Copy every line of the data exactly, keeping out any picture.

-------- RECORDS TO PROCESS --------

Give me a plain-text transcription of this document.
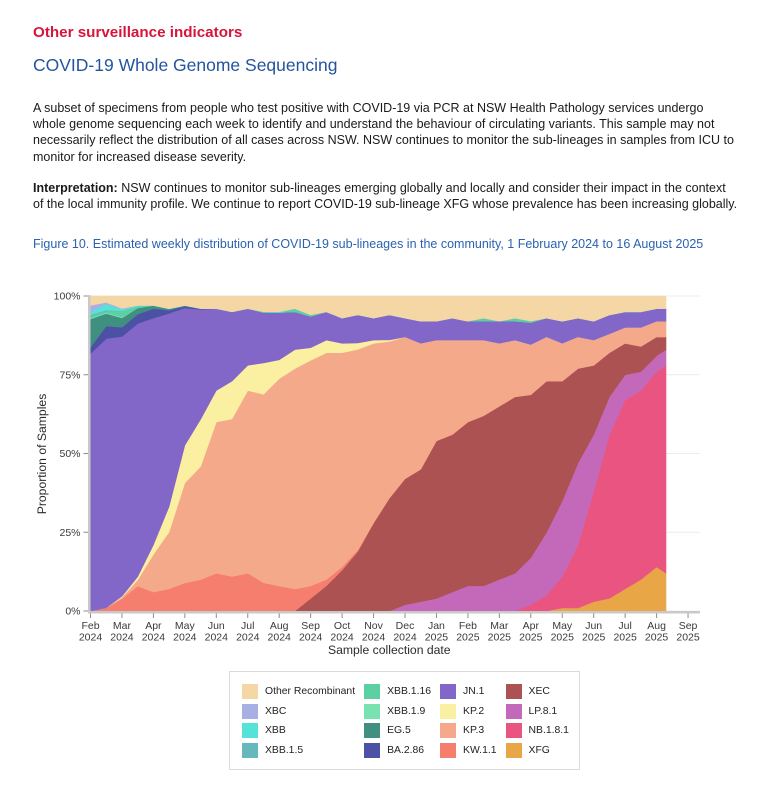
Other surveillance indicators
COVID-19 Whole Genome Sequencing
A subset of specimens from people who test positive with COVID-19 via PCR at NSW Health Pathology services undergo whole genome sequencing each week to identify and understand the behaviour of circulating variants. This sample may not necessarily reflect the distribution of all cases across NSW. NSW continues to monitor the sub-lineages in samples from ICU to monitor for increased disease severity.
Interpretation: NSW continues to monitor sub-lineages emerging globally and locally and consider their impact in the context of the local immunity profile. We continue to report COVID-19 sub-lineage XFG whose prevalence has been increasing globally.
Figure 10. Estimated weekly distribution of COVID-19 sub-lineages in the community, 1 February 2024 to 16 August 2025
0%
25%
50%
75%
100%
Feb
2024
Mar
2024
Apr
2024
May
2024
Jun
2024
Jul
2024
Aug
2024
Sep
2024
Oct
2024
Nov
2024
Dec
2024
Jan
2025
Feb
2025
Mar
2025
Apr
2025
May
2025
Jun
2025
Jul
2025
Aug
2025
Sep
2025
Sample collection date
Proportion of Samples
Other Recombinant
XBC
XBB
XBB.1.5
XBB.1.16
XBB.1.9
EG.5
BA.2.86
JN.1
KP.2
KP.3
KW.1.1
XEC
LP.8.1
NB.1.8.1
XFG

--------

### ANSWER BOX
Give me a plain-text transcription of this document.
Other surveillance indicators
COVID-19 Whole Genome Sequencing
A subset of specimens from people who test positive with COVID-19 via PCR at NSW Health Pathology services undergo whole genome sequencing each week to identify and understand the behaviour of circulating variants. This sample may not necessarily reflect the distribution of all cases across NSW. NSW continues to monitor the sub-lineages in samples from ICU to monitor for increased disease severity.
Interpretation: NSW continues to monitor sub-lineages emerging globally and locally and consider their impact in the context of the local immunity profile. We continue to report COVID-19 sub-lineage XFG whose prevalence has been increasing globally.
Figure 10. Estimated weekly distribution of COVID-19 sub-lineages in the community, 1 February 2024 to 16 August 2025
0%
25%
50%
75%
100%
Feb
2024
Mar
2024
Apr
2024
May
2024
Jun
2024
Jul
2024
Aug
2024
Sep
2024
Oct
2024
Nov
2024
Dec
2024
Jan
2025
Feb
2025
Mar
2025
Apr
2025
May
2025
Jun
2025
Jul
2025
Aug
2025
Sep
2025
Sample collection date
Proportion of Samples
Other Recombinant
XBC
XBB
XBB.1.5
XBB.1.16
XBB.1.9
EG.5
BA.2.86
JN.1
KP.2
KP.3
KW.1.1
XEC
LP.8.1
NB.1.8.1
XFG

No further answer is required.